**EXERCISE INPUT**
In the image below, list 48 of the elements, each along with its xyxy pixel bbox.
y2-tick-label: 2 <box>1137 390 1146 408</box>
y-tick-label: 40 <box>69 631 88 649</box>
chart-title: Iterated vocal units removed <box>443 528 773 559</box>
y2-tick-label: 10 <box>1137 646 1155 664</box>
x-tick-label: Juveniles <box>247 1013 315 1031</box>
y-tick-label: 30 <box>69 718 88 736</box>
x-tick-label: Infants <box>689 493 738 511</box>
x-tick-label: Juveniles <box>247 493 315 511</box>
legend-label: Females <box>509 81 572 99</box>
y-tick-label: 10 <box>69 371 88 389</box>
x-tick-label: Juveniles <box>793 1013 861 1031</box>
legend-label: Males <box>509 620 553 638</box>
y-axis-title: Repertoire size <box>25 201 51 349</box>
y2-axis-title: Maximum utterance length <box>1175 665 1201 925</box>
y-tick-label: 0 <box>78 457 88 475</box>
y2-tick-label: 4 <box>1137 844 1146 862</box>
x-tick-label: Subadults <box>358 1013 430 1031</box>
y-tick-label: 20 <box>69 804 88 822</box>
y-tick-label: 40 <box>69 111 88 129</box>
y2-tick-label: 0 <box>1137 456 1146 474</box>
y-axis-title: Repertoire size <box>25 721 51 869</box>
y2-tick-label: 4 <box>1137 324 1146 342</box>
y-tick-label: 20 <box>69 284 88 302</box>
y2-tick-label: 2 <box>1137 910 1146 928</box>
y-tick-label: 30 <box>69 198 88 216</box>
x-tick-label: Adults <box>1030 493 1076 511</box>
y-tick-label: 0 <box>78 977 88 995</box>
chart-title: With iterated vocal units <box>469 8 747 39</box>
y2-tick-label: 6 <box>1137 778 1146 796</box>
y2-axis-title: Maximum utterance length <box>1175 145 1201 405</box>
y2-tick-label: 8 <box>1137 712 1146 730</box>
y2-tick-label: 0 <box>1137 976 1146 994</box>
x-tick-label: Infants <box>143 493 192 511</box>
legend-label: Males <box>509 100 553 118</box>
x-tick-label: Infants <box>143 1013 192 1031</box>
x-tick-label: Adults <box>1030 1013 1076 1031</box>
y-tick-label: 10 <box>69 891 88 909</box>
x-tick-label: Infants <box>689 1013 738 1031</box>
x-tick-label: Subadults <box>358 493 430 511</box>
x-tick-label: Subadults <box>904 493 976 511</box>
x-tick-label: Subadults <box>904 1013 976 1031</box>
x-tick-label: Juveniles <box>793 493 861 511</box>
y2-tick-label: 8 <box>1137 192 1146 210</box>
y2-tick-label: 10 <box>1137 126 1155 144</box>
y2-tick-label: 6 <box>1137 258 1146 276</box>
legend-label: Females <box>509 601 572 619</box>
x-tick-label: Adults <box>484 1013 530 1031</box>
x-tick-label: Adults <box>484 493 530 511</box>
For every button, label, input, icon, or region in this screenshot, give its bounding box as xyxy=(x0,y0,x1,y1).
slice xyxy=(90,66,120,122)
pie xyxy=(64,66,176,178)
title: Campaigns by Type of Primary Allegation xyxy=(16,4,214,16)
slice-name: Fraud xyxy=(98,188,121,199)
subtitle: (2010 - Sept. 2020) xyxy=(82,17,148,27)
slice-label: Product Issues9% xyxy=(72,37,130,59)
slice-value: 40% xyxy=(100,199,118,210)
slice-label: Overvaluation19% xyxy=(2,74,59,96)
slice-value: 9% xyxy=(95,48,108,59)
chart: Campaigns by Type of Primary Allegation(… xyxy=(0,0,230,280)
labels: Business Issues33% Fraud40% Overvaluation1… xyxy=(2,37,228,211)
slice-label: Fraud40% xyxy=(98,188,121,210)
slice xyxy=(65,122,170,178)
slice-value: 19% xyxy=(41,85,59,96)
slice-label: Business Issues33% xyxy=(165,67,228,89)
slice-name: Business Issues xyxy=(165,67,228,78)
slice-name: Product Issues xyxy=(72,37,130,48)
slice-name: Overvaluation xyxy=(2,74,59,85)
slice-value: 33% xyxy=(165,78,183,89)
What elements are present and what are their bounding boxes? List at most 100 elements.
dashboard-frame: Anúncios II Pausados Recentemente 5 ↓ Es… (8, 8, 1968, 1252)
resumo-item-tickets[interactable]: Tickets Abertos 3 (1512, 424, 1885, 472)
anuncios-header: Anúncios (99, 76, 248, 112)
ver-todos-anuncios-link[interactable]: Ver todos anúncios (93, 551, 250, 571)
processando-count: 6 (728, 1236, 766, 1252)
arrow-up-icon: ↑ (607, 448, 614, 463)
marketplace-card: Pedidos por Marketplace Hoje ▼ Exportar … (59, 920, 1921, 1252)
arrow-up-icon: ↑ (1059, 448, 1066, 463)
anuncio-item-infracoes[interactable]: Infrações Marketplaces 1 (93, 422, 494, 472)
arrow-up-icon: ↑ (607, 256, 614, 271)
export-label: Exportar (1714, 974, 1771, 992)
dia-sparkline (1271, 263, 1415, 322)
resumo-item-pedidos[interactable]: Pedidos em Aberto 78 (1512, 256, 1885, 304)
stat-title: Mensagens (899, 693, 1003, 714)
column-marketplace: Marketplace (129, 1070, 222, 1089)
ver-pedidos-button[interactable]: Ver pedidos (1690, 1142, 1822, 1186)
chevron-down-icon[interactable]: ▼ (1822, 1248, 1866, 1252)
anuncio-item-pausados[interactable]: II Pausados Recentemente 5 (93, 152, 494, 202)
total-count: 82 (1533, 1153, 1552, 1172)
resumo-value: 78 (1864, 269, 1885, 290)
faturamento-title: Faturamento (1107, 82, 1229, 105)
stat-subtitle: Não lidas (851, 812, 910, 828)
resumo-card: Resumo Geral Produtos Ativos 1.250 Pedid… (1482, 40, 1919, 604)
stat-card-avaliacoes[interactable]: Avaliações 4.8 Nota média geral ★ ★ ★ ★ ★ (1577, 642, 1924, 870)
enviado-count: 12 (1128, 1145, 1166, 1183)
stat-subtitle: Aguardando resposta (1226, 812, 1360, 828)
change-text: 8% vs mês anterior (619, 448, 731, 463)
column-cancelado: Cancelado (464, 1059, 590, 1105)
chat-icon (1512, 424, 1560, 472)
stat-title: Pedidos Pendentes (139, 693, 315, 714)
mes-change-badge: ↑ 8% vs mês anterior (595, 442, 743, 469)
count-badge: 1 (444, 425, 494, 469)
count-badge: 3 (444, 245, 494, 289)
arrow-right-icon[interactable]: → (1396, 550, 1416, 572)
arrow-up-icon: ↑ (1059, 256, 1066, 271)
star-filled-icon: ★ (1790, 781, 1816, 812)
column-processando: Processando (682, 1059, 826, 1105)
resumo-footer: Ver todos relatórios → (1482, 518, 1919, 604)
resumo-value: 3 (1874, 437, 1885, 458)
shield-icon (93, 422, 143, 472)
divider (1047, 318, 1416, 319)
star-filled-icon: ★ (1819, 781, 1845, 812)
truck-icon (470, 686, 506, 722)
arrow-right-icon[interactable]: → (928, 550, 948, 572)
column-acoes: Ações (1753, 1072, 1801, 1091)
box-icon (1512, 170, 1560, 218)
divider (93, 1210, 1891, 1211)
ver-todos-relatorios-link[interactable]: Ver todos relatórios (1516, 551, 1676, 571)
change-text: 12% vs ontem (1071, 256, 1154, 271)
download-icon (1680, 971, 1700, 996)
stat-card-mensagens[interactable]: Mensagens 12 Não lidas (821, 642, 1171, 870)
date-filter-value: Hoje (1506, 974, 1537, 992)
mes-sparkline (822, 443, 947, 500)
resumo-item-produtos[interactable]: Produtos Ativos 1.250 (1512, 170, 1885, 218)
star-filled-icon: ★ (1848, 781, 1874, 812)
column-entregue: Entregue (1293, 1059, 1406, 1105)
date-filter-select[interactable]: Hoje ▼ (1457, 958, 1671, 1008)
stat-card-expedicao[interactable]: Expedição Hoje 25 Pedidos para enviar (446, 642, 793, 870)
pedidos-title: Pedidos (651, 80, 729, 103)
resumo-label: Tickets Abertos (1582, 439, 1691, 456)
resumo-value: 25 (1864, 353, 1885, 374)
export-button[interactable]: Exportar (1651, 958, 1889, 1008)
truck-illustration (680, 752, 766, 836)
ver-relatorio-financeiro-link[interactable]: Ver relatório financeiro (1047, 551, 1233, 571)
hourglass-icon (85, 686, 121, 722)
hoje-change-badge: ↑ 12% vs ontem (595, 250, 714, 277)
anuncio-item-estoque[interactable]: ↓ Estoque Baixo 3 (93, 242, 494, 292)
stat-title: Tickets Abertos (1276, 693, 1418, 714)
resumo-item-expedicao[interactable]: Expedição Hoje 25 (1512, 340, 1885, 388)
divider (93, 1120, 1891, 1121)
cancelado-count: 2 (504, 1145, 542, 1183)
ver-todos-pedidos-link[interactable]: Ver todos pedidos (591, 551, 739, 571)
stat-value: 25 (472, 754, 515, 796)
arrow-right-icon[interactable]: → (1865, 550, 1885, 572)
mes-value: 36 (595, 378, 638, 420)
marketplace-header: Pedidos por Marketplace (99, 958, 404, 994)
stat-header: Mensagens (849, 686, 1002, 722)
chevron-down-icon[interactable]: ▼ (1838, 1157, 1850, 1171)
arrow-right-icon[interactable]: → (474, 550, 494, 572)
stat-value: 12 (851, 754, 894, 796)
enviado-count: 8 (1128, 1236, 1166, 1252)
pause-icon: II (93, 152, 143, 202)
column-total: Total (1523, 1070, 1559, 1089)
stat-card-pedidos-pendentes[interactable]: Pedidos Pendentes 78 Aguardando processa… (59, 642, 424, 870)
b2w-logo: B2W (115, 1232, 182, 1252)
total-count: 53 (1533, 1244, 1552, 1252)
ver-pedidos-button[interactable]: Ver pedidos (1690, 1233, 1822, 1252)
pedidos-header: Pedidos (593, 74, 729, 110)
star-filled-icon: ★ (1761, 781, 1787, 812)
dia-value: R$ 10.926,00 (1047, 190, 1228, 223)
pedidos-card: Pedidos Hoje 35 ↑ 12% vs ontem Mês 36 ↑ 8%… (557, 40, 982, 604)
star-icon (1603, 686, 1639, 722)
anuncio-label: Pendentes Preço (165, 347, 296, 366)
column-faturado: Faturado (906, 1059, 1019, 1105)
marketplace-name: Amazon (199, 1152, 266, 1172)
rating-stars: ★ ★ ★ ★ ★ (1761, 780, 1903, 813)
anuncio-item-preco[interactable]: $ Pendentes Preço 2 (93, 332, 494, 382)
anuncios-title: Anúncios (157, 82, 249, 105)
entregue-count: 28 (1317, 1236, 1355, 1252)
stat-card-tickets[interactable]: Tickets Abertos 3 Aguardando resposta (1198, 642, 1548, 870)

**THE PROBLEM**
Rewrite the items as a JSON list of strings, one string per line, leaving out blank lines. Start at the first line and end at the line containing "y-tick-label: 10 <box>69 371 88 389</box>", including both.

**FULL SOLUTION**
[
  "In the image below, list 48 of the elements, each along with its xyxy pixel bbox.",
  "y2-tick-label: 2 <box>1137 390 1146 408</box>",
  "y-tick-label: 40 <box>69 631 88 649</box>",
  "chart-title: Iterated vocal units removed <box>443 528 773 559</box>",
  "y2-tick-label: 10 <box>1137 646 1155 664</box>",
  "x-tick-label: Juveniles <box>247 1013 315 1031</box>",
  "y-tick-label: 30 <box>69 718 88 736</box>",
  "x-tick-label: Infants <box>689 493 738 511</box>",
  "x-tick-label: Juveniles <box>247 493 315 511</box>",
  "legend-label: Females <box>509 81 572 99</box>",
  "y-tick-label: 10 <box>69 371 88 389</box>"
]